# Instruction
State the number of lines, and only that number, in which the word "Подсказка" appears.

- - - -

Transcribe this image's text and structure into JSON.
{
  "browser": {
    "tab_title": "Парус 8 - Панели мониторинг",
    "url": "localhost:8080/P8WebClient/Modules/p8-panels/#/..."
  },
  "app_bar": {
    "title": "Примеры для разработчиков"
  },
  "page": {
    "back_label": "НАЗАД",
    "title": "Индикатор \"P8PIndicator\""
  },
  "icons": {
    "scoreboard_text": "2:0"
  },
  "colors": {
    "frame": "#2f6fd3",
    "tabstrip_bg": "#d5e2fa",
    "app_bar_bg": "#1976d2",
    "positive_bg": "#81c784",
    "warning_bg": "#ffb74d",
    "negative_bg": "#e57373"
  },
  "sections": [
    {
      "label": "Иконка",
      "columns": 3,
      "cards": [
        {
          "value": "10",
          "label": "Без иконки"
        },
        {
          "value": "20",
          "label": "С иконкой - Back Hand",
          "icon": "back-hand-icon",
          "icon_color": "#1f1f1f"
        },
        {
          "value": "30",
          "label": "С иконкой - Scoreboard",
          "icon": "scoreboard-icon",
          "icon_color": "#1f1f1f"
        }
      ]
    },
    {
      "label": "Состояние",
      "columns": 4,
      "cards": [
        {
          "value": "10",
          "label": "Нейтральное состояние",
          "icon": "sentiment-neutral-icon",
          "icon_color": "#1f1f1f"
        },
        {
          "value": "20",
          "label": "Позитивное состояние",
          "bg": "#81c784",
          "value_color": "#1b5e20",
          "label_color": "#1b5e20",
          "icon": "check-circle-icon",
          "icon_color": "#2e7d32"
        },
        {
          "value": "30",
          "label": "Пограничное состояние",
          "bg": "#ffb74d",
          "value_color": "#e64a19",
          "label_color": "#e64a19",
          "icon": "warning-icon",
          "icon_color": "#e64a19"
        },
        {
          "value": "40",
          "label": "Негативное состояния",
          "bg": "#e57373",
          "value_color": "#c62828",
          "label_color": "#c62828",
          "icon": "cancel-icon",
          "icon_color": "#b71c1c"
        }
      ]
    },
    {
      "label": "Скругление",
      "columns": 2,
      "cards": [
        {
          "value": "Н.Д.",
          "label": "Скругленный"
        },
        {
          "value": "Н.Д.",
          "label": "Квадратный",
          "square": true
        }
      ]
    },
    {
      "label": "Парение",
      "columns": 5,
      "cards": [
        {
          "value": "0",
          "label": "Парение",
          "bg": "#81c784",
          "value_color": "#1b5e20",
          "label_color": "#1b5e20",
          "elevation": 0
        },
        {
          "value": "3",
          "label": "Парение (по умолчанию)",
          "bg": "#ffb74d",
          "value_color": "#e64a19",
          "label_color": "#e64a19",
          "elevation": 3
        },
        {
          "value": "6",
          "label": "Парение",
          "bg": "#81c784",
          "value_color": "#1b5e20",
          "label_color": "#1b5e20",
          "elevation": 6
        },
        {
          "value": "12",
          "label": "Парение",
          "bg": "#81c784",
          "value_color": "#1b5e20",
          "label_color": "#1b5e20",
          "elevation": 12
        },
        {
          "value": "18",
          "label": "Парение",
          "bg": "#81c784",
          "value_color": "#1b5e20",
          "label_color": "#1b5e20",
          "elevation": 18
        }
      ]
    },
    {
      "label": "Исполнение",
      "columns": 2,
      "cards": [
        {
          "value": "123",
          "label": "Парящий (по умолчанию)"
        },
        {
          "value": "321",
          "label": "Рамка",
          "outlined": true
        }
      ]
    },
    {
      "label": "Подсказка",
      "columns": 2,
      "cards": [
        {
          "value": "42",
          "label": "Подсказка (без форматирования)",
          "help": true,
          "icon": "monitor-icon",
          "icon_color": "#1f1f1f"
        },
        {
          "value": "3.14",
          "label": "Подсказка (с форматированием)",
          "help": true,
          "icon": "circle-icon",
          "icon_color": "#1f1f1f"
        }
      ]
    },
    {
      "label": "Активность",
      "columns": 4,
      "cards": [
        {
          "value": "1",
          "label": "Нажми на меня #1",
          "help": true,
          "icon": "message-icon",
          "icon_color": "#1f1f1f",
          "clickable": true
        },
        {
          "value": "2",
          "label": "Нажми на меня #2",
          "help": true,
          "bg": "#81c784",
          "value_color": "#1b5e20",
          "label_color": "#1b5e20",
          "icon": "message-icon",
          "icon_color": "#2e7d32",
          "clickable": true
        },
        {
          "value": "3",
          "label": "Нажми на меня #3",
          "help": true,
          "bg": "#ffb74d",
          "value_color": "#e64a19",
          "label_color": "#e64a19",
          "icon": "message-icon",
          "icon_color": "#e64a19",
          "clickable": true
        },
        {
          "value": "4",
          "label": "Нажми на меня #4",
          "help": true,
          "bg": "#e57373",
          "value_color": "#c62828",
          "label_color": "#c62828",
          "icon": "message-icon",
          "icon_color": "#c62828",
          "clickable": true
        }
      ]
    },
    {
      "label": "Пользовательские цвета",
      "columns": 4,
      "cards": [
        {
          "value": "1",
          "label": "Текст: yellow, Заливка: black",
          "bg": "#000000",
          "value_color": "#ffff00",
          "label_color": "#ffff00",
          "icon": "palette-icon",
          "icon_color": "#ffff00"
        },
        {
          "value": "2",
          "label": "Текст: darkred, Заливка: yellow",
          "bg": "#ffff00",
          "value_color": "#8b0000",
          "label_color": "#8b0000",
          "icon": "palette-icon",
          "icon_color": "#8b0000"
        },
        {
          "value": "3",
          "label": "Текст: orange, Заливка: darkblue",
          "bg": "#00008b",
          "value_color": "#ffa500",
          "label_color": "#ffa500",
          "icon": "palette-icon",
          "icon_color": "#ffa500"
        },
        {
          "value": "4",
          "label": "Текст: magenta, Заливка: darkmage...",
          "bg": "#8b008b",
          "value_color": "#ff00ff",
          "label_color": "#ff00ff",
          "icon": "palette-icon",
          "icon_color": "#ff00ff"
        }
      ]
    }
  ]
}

- - - -

# Task result
3